PROBLEM TO WORK ON:
List all lines of the data that include the string "platepar".

╭─ DATA PROVIDED

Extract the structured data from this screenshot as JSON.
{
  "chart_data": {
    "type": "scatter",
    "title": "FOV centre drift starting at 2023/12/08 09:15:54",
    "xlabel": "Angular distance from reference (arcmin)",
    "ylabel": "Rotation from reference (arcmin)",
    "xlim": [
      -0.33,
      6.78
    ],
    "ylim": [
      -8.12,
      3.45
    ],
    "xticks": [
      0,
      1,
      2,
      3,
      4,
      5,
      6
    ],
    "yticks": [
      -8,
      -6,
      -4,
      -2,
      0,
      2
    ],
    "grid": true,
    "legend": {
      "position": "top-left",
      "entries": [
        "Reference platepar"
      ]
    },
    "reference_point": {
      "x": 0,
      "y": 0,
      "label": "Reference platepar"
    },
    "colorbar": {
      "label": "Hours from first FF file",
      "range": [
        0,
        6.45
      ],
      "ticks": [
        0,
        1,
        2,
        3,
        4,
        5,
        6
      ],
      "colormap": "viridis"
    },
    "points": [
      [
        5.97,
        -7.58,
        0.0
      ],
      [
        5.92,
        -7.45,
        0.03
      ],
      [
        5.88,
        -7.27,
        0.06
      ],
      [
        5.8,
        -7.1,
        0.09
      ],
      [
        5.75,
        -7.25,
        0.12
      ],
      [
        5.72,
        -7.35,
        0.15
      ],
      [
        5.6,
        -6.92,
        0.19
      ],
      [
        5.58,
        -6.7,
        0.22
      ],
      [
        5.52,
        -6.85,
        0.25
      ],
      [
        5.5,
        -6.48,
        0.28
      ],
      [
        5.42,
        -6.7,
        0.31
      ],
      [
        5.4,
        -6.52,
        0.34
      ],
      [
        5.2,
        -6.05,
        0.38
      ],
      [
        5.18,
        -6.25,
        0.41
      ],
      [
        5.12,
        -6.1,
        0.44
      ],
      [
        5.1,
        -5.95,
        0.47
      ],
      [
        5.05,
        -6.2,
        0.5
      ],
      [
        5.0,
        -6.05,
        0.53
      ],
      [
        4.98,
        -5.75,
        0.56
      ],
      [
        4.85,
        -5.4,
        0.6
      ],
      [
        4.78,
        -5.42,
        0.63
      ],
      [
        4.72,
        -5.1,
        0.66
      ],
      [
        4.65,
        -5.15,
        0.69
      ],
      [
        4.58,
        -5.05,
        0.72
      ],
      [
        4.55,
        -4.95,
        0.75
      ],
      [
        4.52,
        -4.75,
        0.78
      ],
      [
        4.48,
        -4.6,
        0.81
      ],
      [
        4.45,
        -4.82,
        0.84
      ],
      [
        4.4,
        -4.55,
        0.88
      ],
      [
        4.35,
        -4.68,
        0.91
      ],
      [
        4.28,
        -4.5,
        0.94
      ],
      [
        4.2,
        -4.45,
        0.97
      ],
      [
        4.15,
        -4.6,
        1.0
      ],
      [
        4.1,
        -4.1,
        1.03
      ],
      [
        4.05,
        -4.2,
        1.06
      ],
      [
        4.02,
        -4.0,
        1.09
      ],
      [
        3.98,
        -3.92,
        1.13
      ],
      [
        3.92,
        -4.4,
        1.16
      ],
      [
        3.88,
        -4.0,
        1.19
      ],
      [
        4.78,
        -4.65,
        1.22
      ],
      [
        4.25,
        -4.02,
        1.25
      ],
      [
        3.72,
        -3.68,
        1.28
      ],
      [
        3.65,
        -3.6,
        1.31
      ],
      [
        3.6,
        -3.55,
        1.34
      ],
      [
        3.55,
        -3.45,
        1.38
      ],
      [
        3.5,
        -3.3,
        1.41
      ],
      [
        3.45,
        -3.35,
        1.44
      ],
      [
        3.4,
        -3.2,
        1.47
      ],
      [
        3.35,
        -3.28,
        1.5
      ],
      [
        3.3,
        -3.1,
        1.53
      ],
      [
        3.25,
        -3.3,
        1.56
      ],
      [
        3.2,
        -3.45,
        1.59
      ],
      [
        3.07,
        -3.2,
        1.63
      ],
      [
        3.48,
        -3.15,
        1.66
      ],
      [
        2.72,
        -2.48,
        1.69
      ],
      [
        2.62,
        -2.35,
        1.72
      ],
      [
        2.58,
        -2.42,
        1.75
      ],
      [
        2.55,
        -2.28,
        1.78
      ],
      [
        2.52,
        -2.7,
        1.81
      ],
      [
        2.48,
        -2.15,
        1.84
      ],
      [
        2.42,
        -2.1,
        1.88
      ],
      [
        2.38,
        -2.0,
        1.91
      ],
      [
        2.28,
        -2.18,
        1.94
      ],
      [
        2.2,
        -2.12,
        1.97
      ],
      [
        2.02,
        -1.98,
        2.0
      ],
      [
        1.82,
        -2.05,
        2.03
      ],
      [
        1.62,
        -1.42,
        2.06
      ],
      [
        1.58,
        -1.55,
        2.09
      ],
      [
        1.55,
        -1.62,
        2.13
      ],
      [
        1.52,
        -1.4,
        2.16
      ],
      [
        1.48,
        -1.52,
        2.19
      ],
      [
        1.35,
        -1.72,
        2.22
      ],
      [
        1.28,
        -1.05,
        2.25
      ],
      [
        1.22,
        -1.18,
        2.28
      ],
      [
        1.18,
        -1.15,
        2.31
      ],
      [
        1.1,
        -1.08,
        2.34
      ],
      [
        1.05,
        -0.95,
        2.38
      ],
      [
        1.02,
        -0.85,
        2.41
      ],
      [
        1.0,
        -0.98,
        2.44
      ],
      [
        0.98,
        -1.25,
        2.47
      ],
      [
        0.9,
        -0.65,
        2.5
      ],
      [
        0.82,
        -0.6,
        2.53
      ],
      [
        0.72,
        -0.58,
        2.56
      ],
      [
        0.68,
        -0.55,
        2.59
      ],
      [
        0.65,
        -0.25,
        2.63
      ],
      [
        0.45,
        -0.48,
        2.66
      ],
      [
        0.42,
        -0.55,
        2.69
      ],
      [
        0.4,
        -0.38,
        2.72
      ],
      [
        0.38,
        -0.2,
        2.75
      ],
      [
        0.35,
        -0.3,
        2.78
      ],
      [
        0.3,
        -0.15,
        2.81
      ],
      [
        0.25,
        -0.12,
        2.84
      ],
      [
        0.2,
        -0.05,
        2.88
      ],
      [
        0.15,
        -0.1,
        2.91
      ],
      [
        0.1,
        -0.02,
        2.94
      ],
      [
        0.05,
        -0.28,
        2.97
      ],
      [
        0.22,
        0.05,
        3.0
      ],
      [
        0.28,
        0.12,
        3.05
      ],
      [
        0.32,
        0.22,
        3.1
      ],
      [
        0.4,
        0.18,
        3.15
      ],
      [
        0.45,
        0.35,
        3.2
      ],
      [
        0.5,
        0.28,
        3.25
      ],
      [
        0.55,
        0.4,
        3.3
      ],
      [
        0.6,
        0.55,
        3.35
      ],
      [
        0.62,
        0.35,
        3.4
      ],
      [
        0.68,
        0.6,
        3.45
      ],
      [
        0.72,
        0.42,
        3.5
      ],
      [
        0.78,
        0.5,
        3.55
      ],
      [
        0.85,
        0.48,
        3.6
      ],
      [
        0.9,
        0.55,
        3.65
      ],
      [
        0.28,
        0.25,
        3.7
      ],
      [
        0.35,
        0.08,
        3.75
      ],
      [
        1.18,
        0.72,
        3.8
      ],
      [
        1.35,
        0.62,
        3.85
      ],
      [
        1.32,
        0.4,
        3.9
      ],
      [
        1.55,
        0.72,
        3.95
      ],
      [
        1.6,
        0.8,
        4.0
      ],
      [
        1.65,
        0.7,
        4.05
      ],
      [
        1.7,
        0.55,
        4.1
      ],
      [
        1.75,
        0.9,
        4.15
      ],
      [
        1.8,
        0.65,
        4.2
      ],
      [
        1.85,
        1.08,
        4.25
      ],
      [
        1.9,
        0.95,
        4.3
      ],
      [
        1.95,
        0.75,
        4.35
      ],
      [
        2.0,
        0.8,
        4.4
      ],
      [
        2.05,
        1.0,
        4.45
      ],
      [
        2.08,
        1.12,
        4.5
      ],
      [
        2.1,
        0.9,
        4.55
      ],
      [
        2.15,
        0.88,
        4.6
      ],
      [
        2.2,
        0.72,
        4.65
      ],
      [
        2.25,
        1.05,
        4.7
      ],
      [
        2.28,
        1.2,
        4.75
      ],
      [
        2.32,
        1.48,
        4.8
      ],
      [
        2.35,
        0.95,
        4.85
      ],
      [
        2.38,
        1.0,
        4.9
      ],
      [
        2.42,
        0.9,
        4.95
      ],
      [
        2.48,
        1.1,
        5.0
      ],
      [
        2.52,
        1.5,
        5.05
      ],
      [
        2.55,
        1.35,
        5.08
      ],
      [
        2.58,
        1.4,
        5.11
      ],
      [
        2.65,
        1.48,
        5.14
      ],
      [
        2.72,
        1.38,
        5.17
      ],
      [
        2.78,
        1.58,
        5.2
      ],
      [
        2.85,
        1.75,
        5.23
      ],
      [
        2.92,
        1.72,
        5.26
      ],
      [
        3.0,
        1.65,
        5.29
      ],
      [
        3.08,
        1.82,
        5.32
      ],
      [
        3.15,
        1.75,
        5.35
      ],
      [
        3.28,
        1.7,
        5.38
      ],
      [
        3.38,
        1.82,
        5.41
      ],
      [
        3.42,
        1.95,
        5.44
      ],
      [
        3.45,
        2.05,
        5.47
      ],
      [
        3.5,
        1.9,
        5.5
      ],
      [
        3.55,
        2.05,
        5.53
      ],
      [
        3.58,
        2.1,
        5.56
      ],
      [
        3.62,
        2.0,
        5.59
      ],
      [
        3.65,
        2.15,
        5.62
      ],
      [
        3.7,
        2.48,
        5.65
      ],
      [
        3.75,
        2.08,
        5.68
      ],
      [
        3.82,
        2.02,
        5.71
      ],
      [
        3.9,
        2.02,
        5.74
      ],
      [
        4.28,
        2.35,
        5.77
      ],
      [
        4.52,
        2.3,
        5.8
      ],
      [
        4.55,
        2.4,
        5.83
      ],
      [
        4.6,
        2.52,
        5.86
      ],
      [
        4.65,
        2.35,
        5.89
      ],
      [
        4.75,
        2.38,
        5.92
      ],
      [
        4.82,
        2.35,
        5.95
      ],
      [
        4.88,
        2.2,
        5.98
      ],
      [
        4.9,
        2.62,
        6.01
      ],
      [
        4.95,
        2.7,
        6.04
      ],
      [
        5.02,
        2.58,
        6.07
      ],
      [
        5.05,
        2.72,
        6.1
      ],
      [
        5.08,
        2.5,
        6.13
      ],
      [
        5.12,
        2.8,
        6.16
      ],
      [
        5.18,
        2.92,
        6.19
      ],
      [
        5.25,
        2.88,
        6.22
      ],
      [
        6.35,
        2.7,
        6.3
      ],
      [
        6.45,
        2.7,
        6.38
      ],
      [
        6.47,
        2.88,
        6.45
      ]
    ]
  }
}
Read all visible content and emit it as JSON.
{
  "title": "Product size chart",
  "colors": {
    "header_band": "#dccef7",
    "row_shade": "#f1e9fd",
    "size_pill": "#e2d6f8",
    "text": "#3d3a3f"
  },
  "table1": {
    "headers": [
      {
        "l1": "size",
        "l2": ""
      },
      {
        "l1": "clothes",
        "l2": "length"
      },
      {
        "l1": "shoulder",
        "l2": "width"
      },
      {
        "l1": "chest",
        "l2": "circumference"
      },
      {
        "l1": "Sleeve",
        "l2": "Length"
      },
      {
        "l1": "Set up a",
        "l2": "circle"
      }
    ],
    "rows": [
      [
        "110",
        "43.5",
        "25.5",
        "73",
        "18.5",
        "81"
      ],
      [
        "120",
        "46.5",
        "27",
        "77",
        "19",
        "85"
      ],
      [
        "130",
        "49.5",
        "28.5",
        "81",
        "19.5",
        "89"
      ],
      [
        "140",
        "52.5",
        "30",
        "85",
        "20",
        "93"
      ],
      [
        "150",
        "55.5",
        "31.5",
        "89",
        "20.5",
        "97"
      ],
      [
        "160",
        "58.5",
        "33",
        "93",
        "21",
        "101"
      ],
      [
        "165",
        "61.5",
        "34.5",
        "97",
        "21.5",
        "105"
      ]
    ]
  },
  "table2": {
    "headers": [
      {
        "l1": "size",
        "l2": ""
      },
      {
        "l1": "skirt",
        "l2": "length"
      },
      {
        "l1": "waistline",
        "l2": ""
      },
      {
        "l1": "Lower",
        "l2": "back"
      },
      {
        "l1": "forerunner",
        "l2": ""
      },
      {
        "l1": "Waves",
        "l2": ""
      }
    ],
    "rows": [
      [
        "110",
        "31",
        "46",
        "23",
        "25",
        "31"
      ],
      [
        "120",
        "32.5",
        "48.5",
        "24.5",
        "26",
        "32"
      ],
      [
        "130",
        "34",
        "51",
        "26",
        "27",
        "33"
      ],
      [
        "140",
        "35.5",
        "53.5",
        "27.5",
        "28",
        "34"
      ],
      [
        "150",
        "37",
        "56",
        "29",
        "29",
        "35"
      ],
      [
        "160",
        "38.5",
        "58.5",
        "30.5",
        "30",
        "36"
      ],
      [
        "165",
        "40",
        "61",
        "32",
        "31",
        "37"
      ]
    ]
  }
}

╰─

WRITTEN RESPONSE:
        "Reference platepar"
      "label": "Reference platepar"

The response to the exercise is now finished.